Your goal -> Show every line below where "трудоустроено" can be found.

Input records ->
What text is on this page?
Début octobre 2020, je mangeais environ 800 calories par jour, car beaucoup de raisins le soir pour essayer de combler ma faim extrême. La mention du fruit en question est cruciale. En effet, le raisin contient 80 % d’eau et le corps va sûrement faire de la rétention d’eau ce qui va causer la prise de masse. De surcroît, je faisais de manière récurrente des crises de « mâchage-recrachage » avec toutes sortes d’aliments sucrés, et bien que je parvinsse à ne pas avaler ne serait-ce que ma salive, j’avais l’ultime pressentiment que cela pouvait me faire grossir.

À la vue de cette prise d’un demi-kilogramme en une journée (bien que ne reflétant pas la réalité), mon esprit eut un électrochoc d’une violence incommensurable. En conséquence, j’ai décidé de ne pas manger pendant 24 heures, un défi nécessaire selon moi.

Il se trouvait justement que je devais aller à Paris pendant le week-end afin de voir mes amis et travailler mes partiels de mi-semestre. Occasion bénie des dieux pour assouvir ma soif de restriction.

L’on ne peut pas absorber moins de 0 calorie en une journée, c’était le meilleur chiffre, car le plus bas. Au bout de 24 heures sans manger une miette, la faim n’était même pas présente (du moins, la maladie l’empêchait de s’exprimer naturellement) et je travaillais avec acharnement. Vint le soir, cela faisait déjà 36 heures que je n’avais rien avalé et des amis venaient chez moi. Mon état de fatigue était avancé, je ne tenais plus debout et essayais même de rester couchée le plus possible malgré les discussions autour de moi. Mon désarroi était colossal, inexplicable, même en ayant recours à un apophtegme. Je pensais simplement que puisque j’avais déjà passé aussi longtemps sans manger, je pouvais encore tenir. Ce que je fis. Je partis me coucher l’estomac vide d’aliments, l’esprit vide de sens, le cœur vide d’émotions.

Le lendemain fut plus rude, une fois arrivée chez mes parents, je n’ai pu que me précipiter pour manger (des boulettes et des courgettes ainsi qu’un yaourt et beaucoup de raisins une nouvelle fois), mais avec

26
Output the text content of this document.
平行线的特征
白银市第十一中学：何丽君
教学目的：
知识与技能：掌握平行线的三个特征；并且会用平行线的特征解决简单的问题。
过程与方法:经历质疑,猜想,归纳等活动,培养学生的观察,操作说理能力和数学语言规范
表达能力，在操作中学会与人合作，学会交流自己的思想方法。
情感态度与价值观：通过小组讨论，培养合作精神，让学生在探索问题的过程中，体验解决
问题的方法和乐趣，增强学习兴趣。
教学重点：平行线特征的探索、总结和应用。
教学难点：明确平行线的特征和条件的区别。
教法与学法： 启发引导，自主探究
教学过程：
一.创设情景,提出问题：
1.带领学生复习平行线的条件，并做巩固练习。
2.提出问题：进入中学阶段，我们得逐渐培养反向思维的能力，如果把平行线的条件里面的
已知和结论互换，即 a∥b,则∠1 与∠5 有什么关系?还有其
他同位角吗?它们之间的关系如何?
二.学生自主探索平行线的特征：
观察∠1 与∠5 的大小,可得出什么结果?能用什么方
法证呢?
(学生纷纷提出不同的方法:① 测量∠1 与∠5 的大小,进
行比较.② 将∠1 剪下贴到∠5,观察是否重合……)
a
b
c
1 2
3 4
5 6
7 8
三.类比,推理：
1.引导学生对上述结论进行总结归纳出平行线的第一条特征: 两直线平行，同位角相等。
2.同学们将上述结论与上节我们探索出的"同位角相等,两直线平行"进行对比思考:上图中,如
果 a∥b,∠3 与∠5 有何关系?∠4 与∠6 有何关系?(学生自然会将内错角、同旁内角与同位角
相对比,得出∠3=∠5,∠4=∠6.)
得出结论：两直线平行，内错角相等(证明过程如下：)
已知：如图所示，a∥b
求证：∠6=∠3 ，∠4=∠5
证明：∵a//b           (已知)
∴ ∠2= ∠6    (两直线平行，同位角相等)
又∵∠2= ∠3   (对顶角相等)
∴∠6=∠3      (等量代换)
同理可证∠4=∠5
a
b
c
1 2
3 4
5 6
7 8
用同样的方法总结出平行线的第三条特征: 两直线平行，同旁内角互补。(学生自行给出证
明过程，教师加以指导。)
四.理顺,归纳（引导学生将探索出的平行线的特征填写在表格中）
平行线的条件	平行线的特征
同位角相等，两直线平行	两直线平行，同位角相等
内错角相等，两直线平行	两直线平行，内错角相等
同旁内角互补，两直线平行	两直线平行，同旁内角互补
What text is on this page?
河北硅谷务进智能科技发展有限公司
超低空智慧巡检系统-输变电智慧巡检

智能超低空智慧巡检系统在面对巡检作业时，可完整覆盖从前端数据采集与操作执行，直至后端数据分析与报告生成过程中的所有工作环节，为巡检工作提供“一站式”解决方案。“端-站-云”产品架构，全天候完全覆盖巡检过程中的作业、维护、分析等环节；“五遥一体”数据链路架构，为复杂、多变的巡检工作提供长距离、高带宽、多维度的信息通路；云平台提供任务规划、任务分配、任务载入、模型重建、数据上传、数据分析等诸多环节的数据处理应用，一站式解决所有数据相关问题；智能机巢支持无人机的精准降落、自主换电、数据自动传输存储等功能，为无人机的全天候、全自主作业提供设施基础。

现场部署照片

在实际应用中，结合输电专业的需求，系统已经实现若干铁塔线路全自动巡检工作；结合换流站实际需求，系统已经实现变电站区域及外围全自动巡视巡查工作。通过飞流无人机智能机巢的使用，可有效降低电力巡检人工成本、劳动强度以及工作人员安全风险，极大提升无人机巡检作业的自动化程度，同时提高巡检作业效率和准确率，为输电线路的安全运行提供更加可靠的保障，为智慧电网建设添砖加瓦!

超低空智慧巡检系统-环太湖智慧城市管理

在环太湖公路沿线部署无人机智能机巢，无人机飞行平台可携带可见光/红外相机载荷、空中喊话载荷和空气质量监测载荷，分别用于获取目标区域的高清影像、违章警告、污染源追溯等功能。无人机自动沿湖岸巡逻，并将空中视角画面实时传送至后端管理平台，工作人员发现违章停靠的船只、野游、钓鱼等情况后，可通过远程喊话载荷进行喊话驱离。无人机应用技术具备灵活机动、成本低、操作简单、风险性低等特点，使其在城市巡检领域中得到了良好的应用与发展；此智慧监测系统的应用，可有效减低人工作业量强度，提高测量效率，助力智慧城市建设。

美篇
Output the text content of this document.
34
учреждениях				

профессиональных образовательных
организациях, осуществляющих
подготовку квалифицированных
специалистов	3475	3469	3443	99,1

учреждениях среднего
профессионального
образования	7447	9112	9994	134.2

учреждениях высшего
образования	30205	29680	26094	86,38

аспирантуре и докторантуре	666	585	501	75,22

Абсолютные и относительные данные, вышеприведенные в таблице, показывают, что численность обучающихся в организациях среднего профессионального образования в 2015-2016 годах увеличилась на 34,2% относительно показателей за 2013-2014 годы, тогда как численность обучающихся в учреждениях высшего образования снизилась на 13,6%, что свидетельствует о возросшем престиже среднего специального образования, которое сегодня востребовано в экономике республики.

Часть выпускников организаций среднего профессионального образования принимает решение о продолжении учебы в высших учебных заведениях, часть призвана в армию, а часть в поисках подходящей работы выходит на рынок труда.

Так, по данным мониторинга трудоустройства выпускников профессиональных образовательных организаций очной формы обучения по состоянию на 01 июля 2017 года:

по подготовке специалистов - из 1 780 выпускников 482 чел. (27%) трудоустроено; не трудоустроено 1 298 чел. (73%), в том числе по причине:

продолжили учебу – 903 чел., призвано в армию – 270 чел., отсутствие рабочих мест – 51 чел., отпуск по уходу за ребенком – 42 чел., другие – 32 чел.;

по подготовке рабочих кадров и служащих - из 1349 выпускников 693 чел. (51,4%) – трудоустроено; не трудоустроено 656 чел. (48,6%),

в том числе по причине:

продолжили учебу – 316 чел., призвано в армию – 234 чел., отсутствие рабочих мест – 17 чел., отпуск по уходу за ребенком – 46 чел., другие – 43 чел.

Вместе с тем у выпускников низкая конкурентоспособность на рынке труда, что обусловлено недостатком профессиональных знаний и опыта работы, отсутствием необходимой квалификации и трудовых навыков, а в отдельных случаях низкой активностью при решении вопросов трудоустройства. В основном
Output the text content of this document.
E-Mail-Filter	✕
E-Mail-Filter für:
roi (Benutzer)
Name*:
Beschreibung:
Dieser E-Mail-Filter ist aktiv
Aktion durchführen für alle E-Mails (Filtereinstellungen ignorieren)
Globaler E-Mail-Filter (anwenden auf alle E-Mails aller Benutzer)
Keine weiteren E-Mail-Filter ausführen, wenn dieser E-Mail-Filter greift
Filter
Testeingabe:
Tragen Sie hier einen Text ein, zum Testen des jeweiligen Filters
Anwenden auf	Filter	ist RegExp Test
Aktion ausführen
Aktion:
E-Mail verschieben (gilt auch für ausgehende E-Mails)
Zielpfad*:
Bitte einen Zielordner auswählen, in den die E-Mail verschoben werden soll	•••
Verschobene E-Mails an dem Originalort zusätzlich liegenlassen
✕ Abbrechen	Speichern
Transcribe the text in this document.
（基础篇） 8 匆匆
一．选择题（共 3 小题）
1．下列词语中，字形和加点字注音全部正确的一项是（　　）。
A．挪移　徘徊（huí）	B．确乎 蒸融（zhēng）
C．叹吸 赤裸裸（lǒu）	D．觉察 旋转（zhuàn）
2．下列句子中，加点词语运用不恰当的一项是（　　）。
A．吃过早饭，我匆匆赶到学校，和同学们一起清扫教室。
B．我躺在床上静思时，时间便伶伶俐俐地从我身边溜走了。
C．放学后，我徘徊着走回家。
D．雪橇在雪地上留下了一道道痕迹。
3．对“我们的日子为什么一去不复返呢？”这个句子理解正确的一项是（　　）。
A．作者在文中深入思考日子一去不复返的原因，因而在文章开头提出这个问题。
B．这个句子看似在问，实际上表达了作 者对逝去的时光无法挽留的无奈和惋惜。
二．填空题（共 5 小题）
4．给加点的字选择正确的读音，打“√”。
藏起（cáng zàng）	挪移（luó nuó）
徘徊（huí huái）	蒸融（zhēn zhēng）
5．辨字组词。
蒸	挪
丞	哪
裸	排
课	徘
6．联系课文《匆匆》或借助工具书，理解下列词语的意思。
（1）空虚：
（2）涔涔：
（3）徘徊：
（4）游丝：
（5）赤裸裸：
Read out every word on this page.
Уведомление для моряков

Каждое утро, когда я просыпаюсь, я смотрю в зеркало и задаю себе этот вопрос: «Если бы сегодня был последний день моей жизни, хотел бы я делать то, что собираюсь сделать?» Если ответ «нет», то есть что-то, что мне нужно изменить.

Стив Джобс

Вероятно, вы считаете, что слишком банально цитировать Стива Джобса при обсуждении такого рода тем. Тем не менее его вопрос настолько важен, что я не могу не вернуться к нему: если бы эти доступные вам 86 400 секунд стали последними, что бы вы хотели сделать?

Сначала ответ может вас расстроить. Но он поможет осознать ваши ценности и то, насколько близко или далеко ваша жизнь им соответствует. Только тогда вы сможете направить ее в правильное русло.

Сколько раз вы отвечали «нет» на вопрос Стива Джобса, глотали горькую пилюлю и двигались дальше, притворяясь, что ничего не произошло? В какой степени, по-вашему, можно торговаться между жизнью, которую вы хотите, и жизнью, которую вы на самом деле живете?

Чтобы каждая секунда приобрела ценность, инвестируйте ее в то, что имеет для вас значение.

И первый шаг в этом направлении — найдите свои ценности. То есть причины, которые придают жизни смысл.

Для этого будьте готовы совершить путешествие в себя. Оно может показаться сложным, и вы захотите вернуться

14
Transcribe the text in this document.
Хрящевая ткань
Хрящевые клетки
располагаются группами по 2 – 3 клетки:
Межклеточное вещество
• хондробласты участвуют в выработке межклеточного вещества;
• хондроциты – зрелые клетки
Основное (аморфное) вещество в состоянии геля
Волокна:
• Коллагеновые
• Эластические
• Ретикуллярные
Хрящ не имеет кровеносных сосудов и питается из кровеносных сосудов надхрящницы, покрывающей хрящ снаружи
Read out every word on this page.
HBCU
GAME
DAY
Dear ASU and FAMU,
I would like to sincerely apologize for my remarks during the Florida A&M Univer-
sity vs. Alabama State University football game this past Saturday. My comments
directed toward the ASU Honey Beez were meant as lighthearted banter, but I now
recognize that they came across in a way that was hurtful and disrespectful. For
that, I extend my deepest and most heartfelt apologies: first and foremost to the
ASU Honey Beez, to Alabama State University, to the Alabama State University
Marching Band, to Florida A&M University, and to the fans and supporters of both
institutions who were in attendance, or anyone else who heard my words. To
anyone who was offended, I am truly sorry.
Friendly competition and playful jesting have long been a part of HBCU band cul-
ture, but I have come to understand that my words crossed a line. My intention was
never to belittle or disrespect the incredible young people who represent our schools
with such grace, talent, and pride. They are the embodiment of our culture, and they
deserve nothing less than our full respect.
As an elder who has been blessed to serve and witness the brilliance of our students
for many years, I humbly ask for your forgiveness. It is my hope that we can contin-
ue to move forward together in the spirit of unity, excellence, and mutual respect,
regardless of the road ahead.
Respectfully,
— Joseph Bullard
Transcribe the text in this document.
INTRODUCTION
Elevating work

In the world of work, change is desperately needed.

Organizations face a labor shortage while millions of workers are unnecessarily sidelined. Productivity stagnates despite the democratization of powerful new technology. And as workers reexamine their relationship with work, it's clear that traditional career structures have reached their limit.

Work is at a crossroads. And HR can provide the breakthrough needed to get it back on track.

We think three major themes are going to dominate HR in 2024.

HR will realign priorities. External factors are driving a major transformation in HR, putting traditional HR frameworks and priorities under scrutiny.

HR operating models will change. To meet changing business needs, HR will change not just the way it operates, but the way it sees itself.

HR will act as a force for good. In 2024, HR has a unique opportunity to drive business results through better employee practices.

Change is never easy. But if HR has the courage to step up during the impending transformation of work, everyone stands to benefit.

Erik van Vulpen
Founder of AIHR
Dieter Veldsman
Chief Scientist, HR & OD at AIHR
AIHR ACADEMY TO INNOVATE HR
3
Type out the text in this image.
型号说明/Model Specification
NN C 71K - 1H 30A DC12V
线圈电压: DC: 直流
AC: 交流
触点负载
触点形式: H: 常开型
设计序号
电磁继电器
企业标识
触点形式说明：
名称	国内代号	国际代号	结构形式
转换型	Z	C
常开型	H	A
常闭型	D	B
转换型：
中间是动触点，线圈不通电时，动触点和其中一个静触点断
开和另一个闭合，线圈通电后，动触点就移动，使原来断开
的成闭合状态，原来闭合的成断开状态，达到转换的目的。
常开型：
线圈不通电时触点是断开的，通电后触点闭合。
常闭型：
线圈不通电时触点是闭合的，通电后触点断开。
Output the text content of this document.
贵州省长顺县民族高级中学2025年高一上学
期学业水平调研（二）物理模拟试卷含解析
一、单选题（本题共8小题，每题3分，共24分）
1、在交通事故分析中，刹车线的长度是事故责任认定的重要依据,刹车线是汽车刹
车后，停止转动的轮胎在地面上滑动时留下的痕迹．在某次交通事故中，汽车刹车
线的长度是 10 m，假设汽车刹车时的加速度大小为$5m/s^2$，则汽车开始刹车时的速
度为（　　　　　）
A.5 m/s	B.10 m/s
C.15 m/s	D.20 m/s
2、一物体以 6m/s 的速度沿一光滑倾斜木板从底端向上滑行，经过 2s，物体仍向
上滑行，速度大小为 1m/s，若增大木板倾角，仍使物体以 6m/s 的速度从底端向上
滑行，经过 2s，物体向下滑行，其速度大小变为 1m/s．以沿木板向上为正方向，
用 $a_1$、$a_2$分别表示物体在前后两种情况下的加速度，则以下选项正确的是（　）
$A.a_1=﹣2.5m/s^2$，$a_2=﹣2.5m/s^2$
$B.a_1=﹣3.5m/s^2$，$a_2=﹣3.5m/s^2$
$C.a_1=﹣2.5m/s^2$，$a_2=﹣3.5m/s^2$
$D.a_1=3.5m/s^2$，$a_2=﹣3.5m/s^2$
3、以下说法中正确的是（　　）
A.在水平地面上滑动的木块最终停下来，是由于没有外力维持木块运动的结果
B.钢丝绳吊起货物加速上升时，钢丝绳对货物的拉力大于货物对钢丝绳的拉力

Solution below ->
по подготовке специалистов - из 1 780 выпускников 482 чел. (27%) трудоустроено; не трудоустроено 1 298 чел. (73%), в том числе по причине:
по подготовке рабочих кадров и служащих - из 1349 выпускников 693 чел. (51,4%) – трудоустроено; не трудоустроено 656 чел. (48,6%),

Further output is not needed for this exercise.